'''

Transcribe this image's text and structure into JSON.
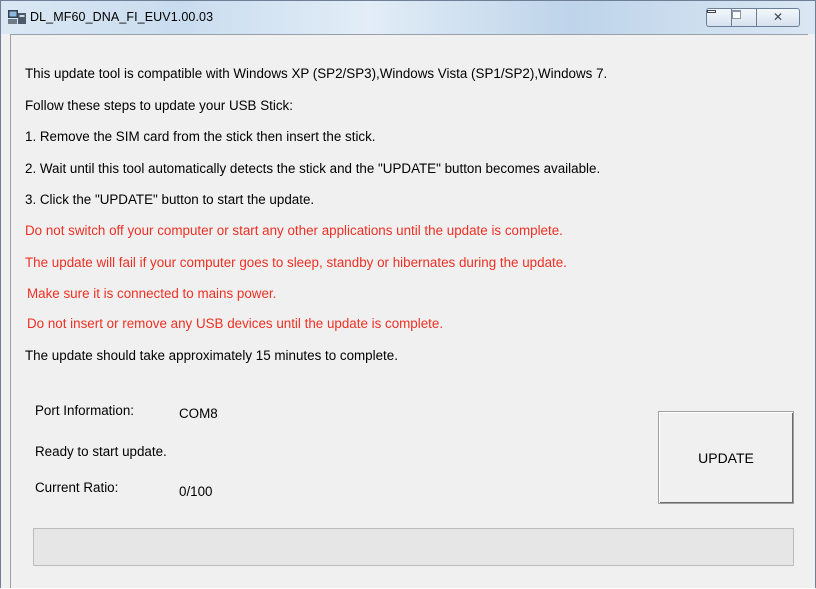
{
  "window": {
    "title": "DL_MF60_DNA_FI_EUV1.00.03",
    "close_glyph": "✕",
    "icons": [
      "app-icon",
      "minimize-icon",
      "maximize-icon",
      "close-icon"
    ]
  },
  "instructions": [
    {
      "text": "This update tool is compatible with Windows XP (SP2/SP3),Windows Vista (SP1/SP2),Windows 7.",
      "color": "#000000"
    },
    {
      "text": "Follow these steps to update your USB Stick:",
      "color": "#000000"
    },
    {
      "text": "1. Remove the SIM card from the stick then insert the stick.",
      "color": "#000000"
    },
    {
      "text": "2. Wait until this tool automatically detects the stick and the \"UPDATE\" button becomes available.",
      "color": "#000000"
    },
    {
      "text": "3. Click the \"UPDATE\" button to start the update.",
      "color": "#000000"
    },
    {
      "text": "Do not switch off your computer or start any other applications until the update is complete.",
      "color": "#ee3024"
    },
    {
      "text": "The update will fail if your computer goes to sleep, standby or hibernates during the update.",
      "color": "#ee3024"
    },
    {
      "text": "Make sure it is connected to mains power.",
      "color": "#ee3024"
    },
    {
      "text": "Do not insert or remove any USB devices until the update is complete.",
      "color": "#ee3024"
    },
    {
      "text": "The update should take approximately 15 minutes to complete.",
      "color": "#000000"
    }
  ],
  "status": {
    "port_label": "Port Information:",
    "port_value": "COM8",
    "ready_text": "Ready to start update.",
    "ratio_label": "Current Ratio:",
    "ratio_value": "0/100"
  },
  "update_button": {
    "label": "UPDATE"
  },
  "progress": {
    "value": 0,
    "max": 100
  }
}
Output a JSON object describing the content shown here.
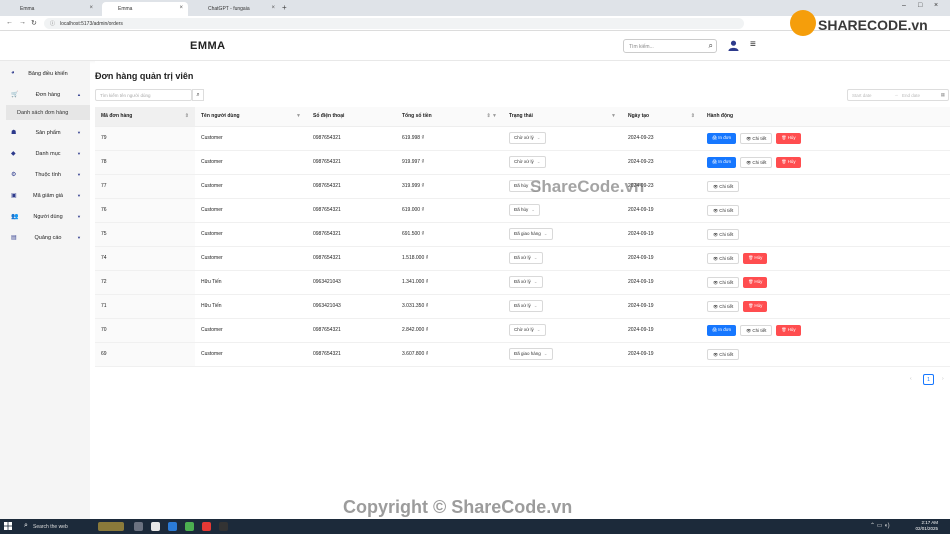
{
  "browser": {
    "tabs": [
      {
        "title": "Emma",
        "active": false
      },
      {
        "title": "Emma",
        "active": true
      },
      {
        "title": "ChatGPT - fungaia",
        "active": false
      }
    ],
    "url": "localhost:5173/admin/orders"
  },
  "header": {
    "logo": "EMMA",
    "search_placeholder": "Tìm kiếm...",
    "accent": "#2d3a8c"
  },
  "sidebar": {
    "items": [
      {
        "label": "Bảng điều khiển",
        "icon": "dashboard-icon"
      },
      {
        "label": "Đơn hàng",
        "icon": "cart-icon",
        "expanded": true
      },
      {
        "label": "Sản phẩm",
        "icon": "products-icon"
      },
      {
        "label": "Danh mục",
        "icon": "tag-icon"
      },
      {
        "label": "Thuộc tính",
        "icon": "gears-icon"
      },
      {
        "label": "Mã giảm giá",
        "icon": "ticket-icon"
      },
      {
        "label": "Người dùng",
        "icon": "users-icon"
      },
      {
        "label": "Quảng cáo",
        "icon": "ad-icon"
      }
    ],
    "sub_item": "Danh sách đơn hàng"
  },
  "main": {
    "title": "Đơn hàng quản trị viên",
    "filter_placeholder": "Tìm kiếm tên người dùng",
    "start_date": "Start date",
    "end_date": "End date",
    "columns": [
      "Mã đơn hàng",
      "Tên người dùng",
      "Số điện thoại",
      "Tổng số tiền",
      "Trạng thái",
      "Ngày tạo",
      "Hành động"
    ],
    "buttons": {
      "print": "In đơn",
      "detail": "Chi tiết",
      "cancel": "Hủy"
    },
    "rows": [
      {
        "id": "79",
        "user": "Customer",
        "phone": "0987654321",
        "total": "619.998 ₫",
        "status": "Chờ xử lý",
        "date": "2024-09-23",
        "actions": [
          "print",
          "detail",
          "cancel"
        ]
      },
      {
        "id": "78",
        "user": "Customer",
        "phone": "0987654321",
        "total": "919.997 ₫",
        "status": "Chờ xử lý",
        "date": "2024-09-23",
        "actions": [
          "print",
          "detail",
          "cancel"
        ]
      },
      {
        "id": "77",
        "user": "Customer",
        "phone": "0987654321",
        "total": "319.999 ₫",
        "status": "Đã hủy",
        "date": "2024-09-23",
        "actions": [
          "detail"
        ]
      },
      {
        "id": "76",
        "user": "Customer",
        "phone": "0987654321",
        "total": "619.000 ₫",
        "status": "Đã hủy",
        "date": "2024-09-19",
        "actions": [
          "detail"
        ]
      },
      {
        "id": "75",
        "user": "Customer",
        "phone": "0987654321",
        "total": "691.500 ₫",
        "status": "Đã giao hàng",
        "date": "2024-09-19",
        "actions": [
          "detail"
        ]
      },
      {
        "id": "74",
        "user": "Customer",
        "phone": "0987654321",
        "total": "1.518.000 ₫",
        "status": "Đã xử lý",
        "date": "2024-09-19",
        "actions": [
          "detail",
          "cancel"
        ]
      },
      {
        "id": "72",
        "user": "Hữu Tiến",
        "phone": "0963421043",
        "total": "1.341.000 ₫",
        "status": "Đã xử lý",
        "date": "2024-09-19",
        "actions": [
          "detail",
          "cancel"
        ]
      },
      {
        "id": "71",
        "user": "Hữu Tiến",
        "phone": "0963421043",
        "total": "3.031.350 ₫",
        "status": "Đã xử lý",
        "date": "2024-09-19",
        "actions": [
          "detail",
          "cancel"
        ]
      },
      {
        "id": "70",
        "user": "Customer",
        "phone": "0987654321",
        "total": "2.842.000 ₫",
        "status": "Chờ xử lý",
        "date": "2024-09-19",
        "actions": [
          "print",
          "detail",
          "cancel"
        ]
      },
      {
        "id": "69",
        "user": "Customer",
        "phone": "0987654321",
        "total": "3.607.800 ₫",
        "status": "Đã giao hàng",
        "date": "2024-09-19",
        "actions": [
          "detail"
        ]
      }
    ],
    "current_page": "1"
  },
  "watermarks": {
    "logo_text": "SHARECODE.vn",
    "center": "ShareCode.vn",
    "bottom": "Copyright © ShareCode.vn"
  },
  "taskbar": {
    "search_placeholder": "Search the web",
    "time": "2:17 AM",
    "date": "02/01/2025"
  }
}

'''

- _Job_
Working from the entries above, return all lines that contain "computer".

- _Exercise result_
      "text": "Do not switch off your computer or start any other applications until the update is complete.",
      "text": "The update will fail if your computer goes to sleep, standby or hibernates during the update.",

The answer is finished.